BEGIN Records for the task

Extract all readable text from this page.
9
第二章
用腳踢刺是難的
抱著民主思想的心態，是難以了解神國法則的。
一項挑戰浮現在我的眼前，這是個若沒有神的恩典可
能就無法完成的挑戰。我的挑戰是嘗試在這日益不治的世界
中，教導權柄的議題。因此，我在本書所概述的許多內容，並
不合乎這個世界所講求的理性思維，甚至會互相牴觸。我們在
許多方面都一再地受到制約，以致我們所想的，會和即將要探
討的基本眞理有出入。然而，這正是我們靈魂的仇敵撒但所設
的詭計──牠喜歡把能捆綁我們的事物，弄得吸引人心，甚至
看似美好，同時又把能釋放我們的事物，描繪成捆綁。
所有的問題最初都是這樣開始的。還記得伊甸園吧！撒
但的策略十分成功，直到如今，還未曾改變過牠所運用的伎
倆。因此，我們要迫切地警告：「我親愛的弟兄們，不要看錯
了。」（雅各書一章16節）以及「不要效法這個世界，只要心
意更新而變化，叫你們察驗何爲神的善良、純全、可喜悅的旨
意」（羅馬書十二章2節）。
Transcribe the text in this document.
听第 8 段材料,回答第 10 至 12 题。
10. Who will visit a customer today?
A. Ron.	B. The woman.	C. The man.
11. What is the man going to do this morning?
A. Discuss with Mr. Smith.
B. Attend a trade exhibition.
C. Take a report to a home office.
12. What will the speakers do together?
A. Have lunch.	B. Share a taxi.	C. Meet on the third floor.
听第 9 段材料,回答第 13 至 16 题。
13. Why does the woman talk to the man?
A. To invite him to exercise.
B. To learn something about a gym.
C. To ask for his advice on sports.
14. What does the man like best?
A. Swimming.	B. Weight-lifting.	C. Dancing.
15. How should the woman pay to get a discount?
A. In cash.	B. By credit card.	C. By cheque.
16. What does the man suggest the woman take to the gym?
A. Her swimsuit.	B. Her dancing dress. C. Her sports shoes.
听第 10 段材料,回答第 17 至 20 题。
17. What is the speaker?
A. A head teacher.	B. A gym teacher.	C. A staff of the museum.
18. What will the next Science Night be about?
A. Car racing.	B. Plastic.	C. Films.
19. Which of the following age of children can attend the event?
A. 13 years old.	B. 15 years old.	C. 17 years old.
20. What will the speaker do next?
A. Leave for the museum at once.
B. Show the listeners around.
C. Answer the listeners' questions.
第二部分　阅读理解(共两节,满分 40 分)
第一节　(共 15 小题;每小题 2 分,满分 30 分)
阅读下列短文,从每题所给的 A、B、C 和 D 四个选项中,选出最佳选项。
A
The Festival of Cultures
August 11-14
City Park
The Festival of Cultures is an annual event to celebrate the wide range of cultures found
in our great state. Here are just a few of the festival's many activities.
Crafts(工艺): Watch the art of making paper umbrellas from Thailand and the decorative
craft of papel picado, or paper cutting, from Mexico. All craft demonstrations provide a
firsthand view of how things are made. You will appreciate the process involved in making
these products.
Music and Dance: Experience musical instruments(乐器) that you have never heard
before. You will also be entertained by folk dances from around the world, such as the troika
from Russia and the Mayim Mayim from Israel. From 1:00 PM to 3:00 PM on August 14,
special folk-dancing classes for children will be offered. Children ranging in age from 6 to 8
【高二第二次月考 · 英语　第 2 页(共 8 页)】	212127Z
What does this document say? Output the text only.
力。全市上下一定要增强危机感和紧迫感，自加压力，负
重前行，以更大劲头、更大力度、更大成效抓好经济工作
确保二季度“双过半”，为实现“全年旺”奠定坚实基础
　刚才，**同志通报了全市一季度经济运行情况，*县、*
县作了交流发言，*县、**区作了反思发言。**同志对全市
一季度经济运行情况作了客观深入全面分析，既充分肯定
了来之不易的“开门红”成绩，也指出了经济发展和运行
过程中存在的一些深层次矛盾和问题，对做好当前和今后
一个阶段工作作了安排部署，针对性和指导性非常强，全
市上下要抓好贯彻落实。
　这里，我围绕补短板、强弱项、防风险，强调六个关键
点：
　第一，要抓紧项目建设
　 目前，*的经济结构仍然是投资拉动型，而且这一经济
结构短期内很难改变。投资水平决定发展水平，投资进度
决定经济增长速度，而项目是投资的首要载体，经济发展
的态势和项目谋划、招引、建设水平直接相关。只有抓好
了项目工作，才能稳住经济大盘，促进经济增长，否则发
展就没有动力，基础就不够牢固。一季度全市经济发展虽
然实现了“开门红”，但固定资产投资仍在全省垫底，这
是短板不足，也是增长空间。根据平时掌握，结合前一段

END Records for the task

Your objective: Show every line that contains the word "from".

Result of this exercise:
Extract all readable text from this page.
Crafts(工艺): Watch the art of making paper umbrellas from Thailand and the decorative
craft of papel picado, or paper cutting, from Mexico. All craft demonstrations provide a
before. You will also be entertained by folk dances from around the world, such as the troika
from Russia and the Mayim Mayim from Israel. From 1:00 PM to 3:00 PM on August 14,
special folk-dancing classes for children will be offered. Children ranging in age from 6 to 8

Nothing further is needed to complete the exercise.